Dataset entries
═══

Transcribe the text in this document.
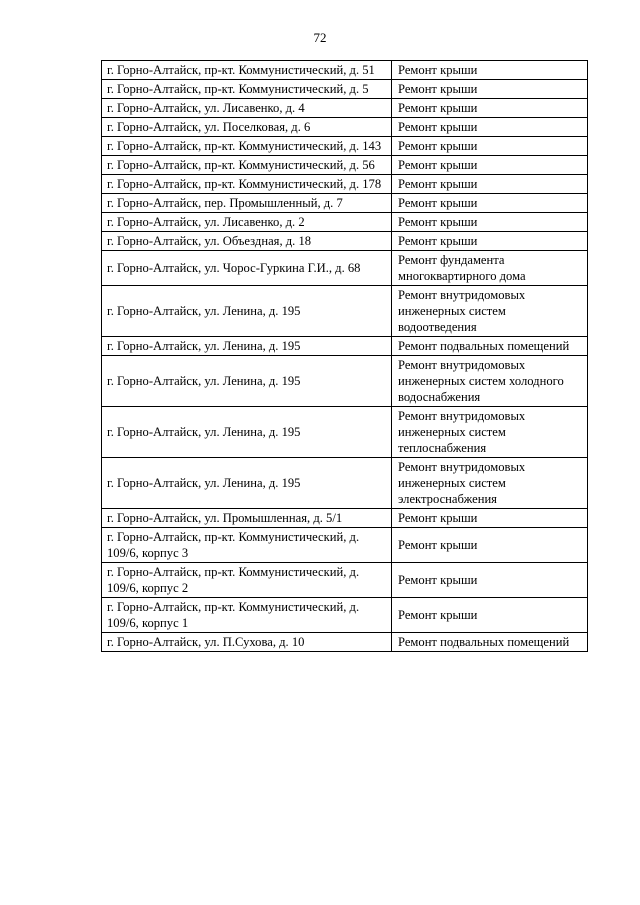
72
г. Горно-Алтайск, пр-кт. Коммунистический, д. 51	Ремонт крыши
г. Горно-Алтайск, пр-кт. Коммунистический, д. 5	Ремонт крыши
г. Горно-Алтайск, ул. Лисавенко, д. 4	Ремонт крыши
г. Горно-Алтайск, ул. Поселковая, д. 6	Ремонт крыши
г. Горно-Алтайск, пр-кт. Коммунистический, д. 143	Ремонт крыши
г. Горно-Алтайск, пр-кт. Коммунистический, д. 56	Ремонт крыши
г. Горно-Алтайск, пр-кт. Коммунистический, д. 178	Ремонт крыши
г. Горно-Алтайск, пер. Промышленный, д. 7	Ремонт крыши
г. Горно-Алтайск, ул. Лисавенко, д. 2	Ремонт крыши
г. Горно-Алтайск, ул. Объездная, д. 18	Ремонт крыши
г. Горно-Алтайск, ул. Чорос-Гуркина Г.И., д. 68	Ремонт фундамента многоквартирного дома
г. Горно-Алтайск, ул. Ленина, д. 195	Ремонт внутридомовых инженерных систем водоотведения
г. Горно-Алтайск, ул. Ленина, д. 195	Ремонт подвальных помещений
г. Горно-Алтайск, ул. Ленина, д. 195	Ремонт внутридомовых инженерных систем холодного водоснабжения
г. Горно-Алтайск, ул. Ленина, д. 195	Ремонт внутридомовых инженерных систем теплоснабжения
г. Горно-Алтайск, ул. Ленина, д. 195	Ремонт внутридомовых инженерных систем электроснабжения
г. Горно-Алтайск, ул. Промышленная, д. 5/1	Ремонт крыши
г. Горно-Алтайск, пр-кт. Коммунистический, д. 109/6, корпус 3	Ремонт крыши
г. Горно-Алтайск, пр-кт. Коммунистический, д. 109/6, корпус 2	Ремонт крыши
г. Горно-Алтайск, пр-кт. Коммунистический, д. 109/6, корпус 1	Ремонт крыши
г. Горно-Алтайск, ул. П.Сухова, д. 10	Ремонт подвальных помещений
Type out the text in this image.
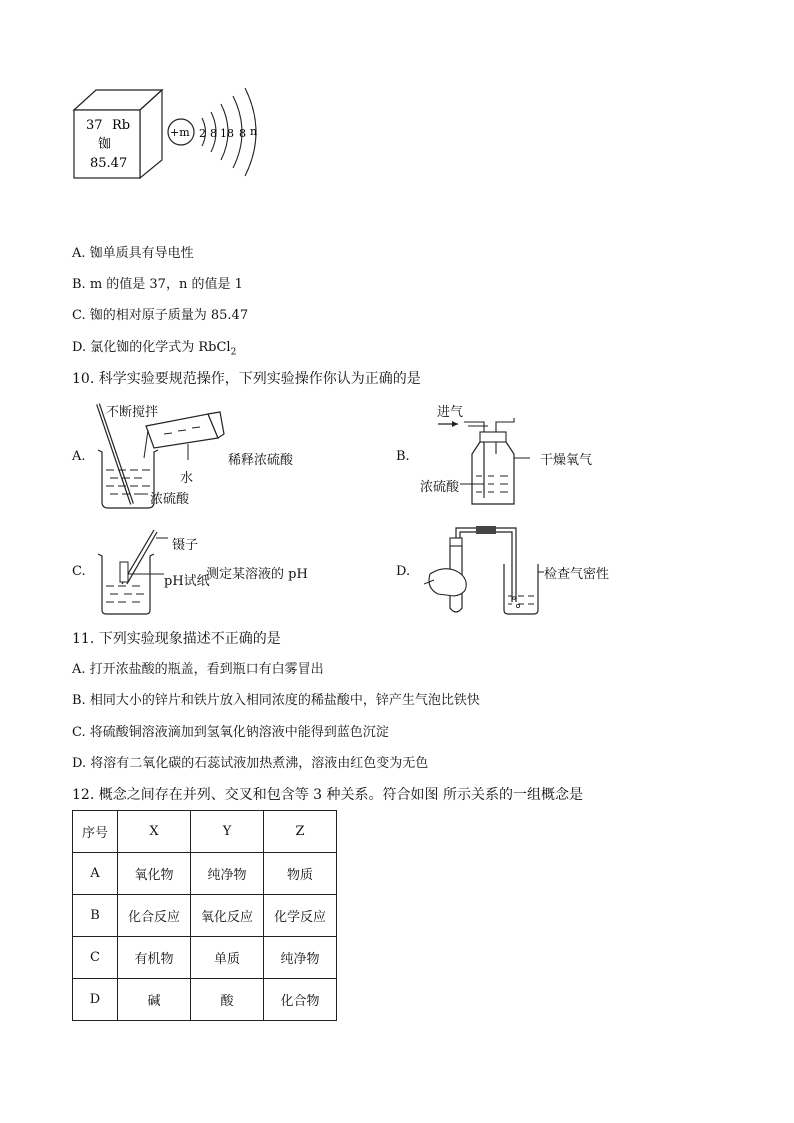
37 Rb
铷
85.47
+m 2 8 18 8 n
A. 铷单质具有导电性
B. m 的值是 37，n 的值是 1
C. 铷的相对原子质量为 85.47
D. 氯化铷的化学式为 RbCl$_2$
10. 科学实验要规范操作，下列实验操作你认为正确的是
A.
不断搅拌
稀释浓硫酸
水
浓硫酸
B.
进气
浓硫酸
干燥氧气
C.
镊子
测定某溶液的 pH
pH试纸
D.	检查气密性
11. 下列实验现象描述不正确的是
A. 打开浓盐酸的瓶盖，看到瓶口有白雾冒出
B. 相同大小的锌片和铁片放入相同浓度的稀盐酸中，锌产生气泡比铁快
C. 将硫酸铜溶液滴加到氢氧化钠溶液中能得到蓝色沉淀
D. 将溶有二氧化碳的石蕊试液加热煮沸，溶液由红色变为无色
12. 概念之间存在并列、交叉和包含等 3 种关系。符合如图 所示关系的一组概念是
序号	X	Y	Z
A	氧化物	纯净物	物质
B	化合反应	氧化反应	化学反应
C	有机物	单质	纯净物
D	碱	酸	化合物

═══

What this task involves
A faithful copy of the records above is needed, with the pictures left out.

Reply
Transcribe the text in this document.
72
г. Горно-Алтайск, пр-кт. Коммунистический, д. 51	Ремонт крыши
г. Горно-Алтайск, пр-кт. Коммунистический, д. 5	Ремонт крыши
г. Горно-Алтайск, ул. Лисавенко, д. 4	Ремонт крыши
г. Горно-Алтайск, ул. Поселковая, д. 6	Ремонт крыши
г. Горно-Алтайск, пр-кт. Коммунистический, д. 143	Ремонт крыши
г. Горно-Алтайск, пр-кт. Коммунистический, д. 56	Ремонт крыши
г. Горно-Алтайск, пр-кт. Коммунистический, д. 178	Ремонт крыши
г. Горно-Алтайск, пер. Промышленный, д. 7	Ремонт крыши
г. Горно-Алтайск, ул. Лисавенко, д. 2	Ремонт крыши
г. Горно-Алтайск, ул. Объездная, д. 18	Ремонт крыши
г. Горно-Алтайск, ул. Чорос-Гуркина Г.И., д. 68	Ремонт фундамента многоквартирного дома
г. Горно-Алтайск, ул. Ленина, д. 195	Ремонт внутридомовых инженерных систем водоотведения
г. Горно-Алтайск, ул. Ленина, д. 195	Ремонт подвальных помещений
г. Горно-Алтайск, ул. Ленина, д. 195	Ремонт внутридомовых инженерных систем холодного водоснабжения
г. Горно-Алтайск, ул. Ленина, д. 195	Ремонт внутридомовых инженерных систем теплоснабжения
г. Горно-Алтайск, ул. Ленина, д. 195	Ремонт внутридомовых инженерных систем электроснабжения
г. Горно-Алтайск, ул. Промышленная, д. 5/1	Ремонт крыши
г. Горно-Алтайск, пр-кт. Коммунистический, д. 109/6, корпус 3	Ремонт крыши
г. Горно-Алтайск, пр-кт. Коммунистический, д. 109/6, корпус 2	Ремонт крыши
г. Горно-Алтайск, пр-кт. Коммунистический, д. 109/6, корпус 1	Ремонт крыши
г. Горно-Алтайск, ул. П.Сухова, д. 10	Ремонт подвальных помещений
Type out the text in this image.
37 Rb
铷
85.47
+m 2 8 18 8 n
A. 铷单质具有导电性
B. m 的值是 37，n 的值是 1
C. 铷的相对原子质量为 85.47
D. 氯化铷的化学式为 RbCl$_2$
10. 科学实验要规范操作，下列实验操作你认为正确的是
A.
不断搅拌
稀释浓硫酸
水
浓硫酸
B.
进气
浓硫酸
干燥氧气
C.
镊子
测定某溶液的 pH
pH试纸
D.	检查气密性
11. 下列实验现象描述不正确的是
A. 打开浓盐酸的瓶盖，看到瓶口有白雾冒出
B. 相同大小的锌片和铁片放入相同浓度的稀盐酸中，锌产生气泡比铁快
C. 将硫酸铜溶液滴加到氢氧化钠溶液中能得到蓝色沉淀
D. 将溶有二氧化碳的石蕊试液加热煮沸，溶液由红色变为无色
12. 概念之间存在并列、交叉和包含等 3 种关系。符合如图 所示关系的一组概念是
序号	X	Y	Z
A	氧化物	纯净物	物质
B	化合反应	氧化反应	化学反应
C	有机物	单质	纯净物
D	碱	酸	化合物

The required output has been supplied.